### Given data ###

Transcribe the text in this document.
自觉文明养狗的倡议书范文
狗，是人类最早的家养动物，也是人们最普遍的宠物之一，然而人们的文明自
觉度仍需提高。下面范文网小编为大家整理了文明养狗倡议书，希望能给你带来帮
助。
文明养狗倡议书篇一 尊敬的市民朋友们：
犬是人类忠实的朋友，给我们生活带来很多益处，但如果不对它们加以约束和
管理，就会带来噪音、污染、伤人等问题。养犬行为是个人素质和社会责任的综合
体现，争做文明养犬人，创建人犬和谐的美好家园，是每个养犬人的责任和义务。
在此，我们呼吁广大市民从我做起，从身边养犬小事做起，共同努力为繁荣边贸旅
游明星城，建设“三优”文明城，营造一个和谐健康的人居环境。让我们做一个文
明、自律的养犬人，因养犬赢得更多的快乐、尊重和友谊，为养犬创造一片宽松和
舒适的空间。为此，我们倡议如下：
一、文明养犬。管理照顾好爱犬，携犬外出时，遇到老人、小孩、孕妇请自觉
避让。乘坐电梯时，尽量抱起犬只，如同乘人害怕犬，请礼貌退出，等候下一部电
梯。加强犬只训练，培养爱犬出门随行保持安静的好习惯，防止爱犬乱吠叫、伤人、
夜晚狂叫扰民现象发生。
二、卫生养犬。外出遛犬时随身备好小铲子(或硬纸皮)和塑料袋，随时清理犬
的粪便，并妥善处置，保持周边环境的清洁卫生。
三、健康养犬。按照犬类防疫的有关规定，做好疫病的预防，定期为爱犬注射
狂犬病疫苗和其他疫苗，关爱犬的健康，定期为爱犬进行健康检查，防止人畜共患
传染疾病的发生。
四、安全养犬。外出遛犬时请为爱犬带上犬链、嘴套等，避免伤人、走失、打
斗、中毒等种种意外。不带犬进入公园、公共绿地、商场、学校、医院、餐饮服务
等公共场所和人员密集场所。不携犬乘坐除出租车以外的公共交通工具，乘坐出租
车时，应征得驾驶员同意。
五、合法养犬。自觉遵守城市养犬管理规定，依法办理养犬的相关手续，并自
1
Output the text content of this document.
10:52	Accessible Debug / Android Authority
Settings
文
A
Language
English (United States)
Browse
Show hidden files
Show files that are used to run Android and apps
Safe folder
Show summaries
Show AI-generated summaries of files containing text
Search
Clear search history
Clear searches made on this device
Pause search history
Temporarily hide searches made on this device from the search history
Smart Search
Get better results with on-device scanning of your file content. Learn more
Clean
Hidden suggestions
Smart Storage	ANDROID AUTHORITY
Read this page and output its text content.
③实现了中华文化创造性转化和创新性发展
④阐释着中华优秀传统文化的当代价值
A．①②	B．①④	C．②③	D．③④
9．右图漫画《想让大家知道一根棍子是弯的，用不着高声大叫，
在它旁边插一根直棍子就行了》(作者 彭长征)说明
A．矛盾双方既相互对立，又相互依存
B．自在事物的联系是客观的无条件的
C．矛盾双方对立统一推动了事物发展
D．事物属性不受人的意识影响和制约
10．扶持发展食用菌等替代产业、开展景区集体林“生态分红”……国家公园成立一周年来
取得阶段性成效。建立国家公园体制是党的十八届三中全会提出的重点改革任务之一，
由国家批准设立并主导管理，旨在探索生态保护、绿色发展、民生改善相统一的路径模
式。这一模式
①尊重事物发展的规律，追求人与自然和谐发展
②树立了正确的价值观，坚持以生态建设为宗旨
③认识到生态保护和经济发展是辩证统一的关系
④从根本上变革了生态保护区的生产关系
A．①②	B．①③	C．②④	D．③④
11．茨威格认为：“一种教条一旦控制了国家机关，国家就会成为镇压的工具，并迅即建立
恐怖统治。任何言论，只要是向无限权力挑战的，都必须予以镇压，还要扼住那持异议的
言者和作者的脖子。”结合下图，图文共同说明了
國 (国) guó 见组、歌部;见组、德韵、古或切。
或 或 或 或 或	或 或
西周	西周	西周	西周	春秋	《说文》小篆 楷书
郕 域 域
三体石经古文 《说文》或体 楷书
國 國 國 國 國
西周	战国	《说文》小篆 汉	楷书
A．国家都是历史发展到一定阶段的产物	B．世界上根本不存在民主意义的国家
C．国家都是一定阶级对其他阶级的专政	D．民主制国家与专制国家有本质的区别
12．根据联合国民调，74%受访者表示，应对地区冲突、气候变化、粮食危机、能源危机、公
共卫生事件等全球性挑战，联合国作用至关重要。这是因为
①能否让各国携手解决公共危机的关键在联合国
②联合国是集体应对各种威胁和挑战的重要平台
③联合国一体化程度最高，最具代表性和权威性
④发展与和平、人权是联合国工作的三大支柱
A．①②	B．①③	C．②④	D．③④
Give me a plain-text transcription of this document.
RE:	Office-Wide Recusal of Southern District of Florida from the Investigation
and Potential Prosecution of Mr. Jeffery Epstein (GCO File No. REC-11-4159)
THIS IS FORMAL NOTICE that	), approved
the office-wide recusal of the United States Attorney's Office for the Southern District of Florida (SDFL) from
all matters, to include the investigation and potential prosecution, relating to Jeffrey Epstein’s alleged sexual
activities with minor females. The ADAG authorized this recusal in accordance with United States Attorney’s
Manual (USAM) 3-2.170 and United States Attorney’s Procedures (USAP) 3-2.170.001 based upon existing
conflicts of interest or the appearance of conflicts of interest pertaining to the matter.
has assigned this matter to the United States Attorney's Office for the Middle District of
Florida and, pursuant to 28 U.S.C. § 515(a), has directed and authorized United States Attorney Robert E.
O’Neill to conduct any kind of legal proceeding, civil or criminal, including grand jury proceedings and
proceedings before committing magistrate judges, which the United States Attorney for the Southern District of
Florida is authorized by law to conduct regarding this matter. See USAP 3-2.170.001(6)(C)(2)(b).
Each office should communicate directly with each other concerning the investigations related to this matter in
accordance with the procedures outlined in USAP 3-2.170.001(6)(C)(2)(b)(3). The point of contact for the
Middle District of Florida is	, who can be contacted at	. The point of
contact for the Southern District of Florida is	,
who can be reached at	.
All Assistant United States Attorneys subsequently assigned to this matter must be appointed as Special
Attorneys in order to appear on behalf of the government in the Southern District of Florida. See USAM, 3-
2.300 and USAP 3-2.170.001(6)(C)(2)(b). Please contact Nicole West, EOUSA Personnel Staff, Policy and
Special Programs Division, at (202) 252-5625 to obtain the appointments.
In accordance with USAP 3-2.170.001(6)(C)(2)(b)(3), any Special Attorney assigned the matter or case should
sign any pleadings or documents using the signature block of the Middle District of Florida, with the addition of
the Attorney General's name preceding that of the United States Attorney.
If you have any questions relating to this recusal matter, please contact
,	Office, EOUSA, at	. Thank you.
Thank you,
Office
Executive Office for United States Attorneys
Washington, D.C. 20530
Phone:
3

###

Instructions to follow. Tally every line of the listing that holds the string "Attorneys", then give the number by itself.

Output of the task. 3